(Work to be completed)
Set down the material below word for word, excluding the pictures.

(Given records)
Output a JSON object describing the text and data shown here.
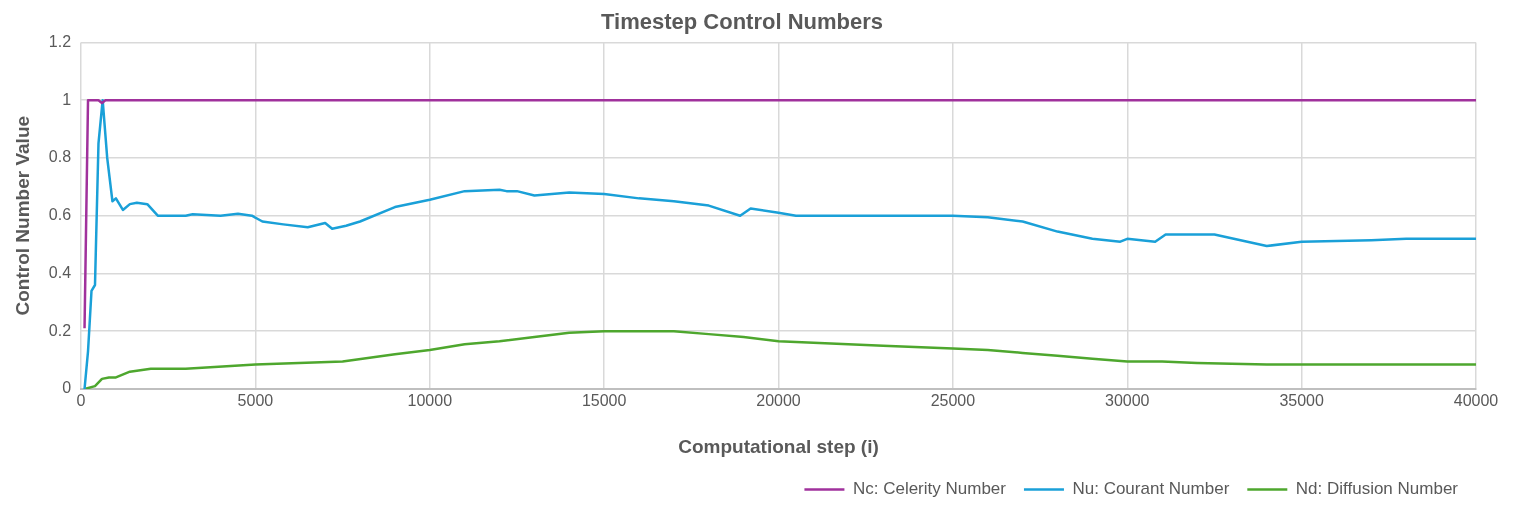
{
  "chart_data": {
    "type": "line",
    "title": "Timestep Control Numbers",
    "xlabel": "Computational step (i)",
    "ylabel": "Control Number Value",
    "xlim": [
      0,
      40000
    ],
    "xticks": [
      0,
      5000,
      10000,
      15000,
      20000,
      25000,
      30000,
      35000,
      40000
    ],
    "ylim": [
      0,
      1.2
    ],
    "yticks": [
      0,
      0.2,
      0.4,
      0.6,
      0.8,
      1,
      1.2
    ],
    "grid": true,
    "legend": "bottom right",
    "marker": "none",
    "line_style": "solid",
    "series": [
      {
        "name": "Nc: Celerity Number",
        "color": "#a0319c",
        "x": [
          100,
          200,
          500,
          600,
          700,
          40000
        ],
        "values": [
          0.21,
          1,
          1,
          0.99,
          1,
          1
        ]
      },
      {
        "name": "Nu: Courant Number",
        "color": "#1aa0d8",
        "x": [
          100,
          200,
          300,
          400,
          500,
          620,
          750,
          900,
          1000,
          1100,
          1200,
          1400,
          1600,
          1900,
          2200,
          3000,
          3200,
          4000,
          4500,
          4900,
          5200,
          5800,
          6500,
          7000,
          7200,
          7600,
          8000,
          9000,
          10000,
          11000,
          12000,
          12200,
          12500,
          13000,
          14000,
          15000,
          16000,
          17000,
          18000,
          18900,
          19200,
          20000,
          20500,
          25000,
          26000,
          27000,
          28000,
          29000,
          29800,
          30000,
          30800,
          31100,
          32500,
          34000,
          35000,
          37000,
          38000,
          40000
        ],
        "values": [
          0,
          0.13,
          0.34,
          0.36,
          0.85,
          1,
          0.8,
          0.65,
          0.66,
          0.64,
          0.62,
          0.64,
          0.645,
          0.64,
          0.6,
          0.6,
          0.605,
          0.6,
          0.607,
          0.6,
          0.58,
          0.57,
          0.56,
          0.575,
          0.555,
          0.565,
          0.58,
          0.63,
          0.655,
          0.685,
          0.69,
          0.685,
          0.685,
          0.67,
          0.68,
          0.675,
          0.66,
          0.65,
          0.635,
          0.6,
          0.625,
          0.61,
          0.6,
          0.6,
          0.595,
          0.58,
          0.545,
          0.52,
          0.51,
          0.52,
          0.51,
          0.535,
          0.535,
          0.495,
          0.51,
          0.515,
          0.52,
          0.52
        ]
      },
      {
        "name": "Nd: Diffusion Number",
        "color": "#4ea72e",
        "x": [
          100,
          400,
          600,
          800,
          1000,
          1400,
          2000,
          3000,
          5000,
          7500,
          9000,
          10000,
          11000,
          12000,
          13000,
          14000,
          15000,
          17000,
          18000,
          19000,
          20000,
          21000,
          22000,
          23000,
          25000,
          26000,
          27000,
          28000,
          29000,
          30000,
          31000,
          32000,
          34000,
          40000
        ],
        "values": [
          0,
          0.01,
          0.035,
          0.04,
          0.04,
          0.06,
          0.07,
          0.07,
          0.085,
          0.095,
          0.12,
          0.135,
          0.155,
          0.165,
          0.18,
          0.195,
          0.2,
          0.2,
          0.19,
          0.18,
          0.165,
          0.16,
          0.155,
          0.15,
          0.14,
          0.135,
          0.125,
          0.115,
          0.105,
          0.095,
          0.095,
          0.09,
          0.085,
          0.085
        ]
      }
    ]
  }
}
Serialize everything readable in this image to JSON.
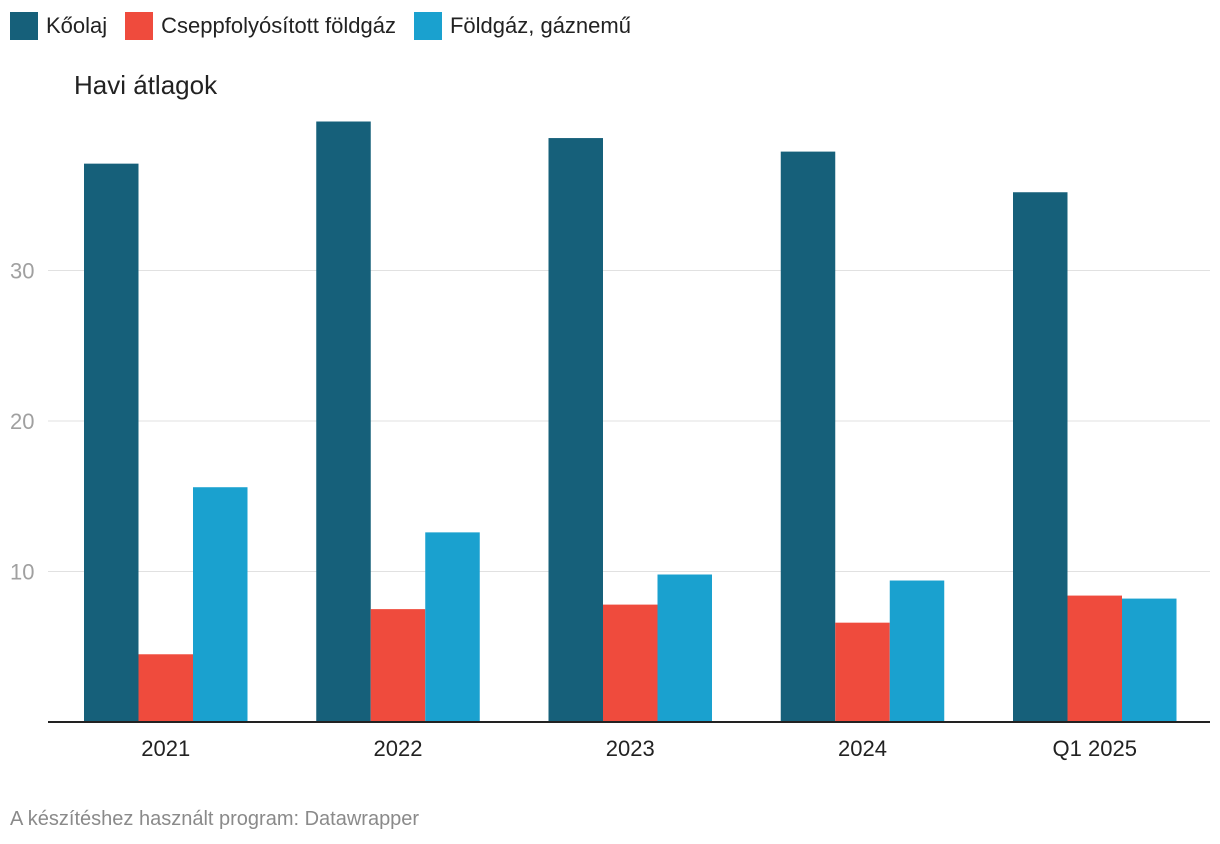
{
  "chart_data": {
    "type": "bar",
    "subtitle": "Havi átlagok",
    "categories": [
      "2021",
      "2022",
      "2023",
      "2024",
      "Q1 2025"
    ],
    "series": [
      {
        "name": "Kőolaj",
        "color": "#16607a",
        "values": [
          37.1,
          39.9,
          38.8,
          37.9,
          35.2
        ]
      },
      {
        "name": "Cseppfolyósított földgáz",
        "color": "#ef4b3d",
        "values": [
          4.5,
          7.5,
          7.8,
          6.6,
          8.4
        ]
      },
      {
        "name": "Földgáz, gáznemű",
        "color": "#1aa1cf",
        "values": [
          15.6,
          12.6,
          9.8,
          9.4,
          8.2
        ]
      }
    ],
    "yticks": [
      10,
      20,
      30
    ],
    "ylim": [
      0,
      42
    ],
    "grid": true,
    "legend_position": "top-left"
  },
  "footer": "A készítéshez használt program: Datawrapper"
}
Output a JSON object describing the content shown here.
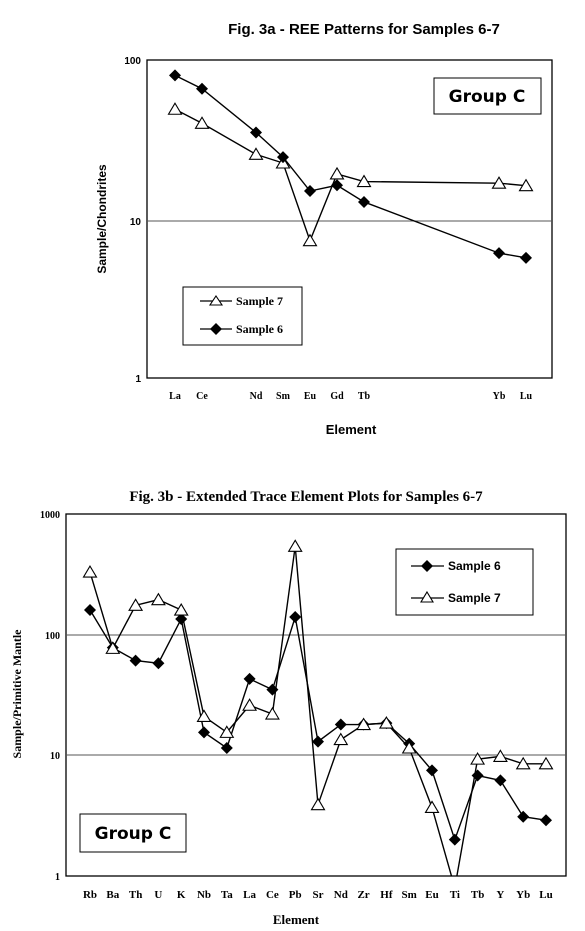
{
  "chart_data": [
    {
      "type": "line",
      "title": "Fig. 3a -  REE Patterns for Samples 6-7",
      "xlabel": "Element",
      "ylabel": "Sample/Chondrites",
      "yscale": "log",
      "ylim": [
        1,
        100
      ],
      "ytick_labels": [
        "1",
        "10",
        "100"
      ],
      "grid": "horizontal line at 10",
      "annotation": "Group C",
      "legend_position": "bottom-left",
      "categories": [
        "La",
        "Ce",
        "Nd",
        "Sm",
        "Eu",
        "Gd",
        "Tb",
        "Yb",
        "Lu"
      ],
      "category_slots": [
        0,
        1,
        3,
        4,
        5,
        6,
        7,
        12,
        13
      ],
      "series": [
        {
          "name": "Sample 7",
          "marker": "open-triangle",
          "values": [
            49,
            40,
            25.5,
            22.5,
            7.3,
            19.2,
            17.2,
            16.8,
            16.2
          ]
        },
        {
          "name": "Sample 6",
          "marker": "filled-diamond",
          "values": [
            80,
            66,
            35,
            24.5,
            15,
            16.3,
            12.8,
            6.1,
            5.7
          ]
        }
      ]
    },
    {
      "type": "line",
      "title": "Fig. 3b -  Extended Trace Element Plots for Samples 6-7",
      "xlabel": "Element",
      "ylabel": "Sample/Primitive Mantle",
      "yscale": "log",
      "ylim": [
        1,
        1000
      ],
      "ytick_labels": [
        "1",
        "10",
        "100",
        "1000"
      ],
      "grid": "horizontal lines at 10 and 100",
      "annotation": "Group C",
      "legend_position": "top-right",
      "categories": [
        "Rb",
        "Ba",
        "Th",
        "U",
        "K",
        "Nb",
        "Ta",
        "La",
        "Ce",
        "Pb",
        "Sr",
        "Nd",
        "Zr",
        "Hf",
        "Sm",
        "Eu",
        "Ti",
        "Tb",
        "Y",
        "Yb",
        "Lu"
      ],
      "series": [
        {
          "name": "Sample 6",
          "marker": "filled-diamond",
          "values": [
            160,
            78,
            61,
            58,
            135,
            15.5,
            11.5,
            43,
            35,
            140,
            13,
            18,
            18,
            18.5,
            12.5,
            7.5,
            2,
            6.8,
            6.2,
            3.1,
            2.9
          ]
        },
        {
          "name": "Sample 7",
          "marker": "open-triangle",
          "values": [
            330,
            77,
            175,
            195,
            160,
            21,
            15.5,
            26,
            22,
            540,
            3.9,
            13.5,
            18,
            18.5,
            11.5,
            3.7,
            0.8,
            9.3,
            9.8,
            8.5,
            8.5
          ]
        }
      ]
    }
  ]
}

(Solution for this problem)
Output a JSON object describing the text and data shown here.
{
  "chart_data": {
    "type": "line",
    "title": "Timestep Control Numbers",
    "xlabel": "Computational step (i)",
    "ylabel": "Control Number Value",
    "xlim": [
      0,
      40000
    ],
    "xticks": [
      0,
      5000,
      10000,
      15000,
      20000,
      25000,
      30000,
      35000,
      40000
    ],
    "ylim": [
      0,
      1.2
    ],
    "yticks": [
      0,
      0.2,
      0.4,
      0.6,
      0.8,
      1,
      1.2
    ],
    "grid": true,
    "legend": "bottom right",
    "marker": "none",
    "line_style": "solid",
    "series": [
      {
        "name": "Nc: Celerity Number",
        "color": "#a0319c",
        "x": [
          100,
          200,
          500,
          600,
          700,
          40000
        ],
        "values": [
          0.21,
          1,
          1,
          0.99,
          1,
          1
        ]
      },
      {
        "name": "Nu: Courant Number",
        "color": "#1aa0d8",
        "x": [
          100,
          200,
          300,
          400,
          500,
          620,
          750,
          900,
          1000,
          1100,
          1200,
          1400,
          1600,
          1900,
          2200,
          3000,
          3200,
          4000,
          4500,
          4900,
          5200,
          5800,
          6500,
          7000,
          7200,
          7600,
          8000,
          9000,
          10000,
          11000,
          12000,
          12200,
          12500,
          13000,
          14000,
          15000,
          16000,
          17000,
          18000,
          18900,
          19200,
          20000,
          20500,
          25000,
          26000,
          27000,
          28000,
          29000,
          29800,
          30000,
          30800,
          31100,
          32500,
          34000,
          35000,
          37000,
          38000,
          40000
        ],
        "values": [
          0,
          0.13,
          0.34,
          0.36,
          0.85,
          1,
          0.8,
          0.65,
          0.66,
          0.64,
          0.62,
          0.64,
          0.645,
          0.64,
          0.6,
          0.6,
          0.605,
          0.6,
          0.607,
          0.6,
          0.58,
          0.57,
          0.56,
          0.575,
          0.555,
          0.565,
          0.58,
          0.63,
          0.655,
          0.685,
          0.69,
          0.685,
          0.685,
          0.67,
          0.68,
          0.675,
          0.66,
          0.65,
          0.635,
          0.6,
          0.625,
          0.61,
          0.6,
          0.6,
          0.595,
          0.58,
          0.545,
          0.52,
          0.51,
          0.52,
          0.51,
          0.535,
          0.535,
          0.495,
          0.51,
          0.515,
          0.52,
          0.52
        ]
      },
      {
        "name": "Nd: Diffusion Number",
        "color": "#4ea72e",
        "x": [
          100,
          400,
          600,
          800,
          1000,
          1400,
          2000,
          3000,
          5000,
          7500,
          9000,
          10000,
          11000,
          12000,
          13000,
          14000,
          15000,
          17000,
          18000,
          19000,
          20000,
          21000,
          22000,
          23000,
          25000,
          26000,
          27000,
          28000,
          29000,
          30000,
          31000,
          32000,
          34000,
          40000
        ],
        "values": [
          0,
          0.01,
          0.035,
          0.04,
          0.04,
          0.06,
          0.07,
          0.07,
          0.085,
          0.095,
          0.12,
          0.135,
          0.155,
          0.165,
          0.18,
          0.195,
          0.2,
          0.2,
          0.19,
          0.18,
          0.165,
          0.16,
          0.155,
          0.15,
          0.14,
          0.135,
          0.125,
          0.115,
          0.105,
          0.095,
          0.095,
          0.09,
          0.085,
          0.085
        ]
      }
    ]
  }
}
Serialize everything readable in this image to JSON.
{
  "chart_data": {
    "type": "bar",
    "subtitle": "Havi átlagok",
    "categories": [
      "2021",
      "2022",
      "2023",
      "2024",
      "Q1 2025"
    ],
    "series": [
      {
        "name": "Kőolaj",
        "color": "#16607a",
        "values": [
          37.1,
          39.9,
          38.8,
          37.9,
          35.2
        ]
      },
      {
        "name": "Cseppfolyósított földgáz",
        "color": "#ef4b3d",
        "values": [
          4.5,
          7.5,
          7.8,
          6.6,
          8.4
        ]
      },
      {
        "name": "Földgáz, gáznemű",
        "color": "#1aa1cf",
        "values": [
          15.6,
          12.6,
          9.8,
          9.4,
          8.2
        ]
      }
    ],
    "yticks": [
      10,
      20,
      30
    ],
    "ylim": [
      0,
      42
    ],
    "grid": true,
    "legend_position": "top-left"
  },
  "footer": "A készítéshez használt program: Datawrapper"
}
Output a JSON object describing the content shown here.
{
  "chart_data": [
    {
      "type": "line",
      "title": "Fig. 3a -  REE Patterns for Samples 6-7",
      "xlabel": "Element",
      "ylabel": "Sample/Chondrites",
      "yscale": "log",
      "ylim": [
        1,
        100
      ],
      "ytick_labels": [
        "1",
        "10",
        "100"
      ],
      "grid": "horizontal line at 10",
      "annotation": "Group C",
      "legend_position": "bottom-left",
      "categories": [
        "La",
        "Ce",
        "Nd",
        "Sm",
        "Eu",
        "Gd",
        "Tb",
        "Yb",
        "Lu"
      ],
      "category_slots": [
        0,
        1,
        3,
        4,
        5,
        6,
        7,
        12,
        13
      ],
      "series": [
        {
          "name": "Sample 7",
          "marker": "open-triangle",
          "values": [
            49,
            40,
            25.5,
            22.5,
            7.3,
            19.2,
            17.2,
            16.8,
            16.2
          ]
        },
        {
          "name": "Sample 6",
          "marker": "filled-diamond",
          "values": [
            80,
            66,
            35,
            24.5,
            15,
            16.3,
            12.8,
            6.1,
            5.7
          ]
        }
      ]
    },
    {
      "type": "line",
      "title": "Fig. 3b -  Extended Trace Element Plots for Samples 6-7",
      "xlabel": "Element",
      "ylabel": "Sample/Primitive Mantle",
      "yscale": "log",
      "ylim": [
        1,
        1000
      ],
      "ytick_labels": [
        "1",
        "10",
        "100",
        "1000"
      ],
      "grid": "horizontal lines at 10 and 100",
      "annotation": "Group C",
      "legend_position": "top-right",
      "categories": [
        "Rb",
        "Ba",
        "Th",
        "U",
        "K",
        "Nb",
        "Ta",
        "La",
        "Ce",
        "Pb",
        "Sr",
        "Nd",
        "Zr",
        "Hf",
        "Sm",
        "Eu",
        "Ti",
        "Tb",
        "Y",
        "Yb",
        "Lu"
      ],
      "series": [
        {
          "name": "Sample 6",
          "marker": "filled-diamond",
          "values": [
            160,
            78,
            61,
            58,
            135,
            15.5,
            11.5,
            43,
            35,
            140,
            13,
            18,
            18,
            18.5,
            12.5,
            7.5,
            2,
            6.8,
            6.2,
            3.1,
            2.9
          ]
        },
        {
          "name": "Sample 7",
          "marker": "open-triangle",
          "values": [
            330,
            77,
            175,
            195,
            160,
            21,
            15.5,
            26,
            22,
            540,
            3.9,
            13.5,
            18,
            18.5,
            11.5,
            3.7,
            0.8,
            9.3,
            9.8,
            8.5,
            8.5
          ]
        }
      ]
    }
  ]
}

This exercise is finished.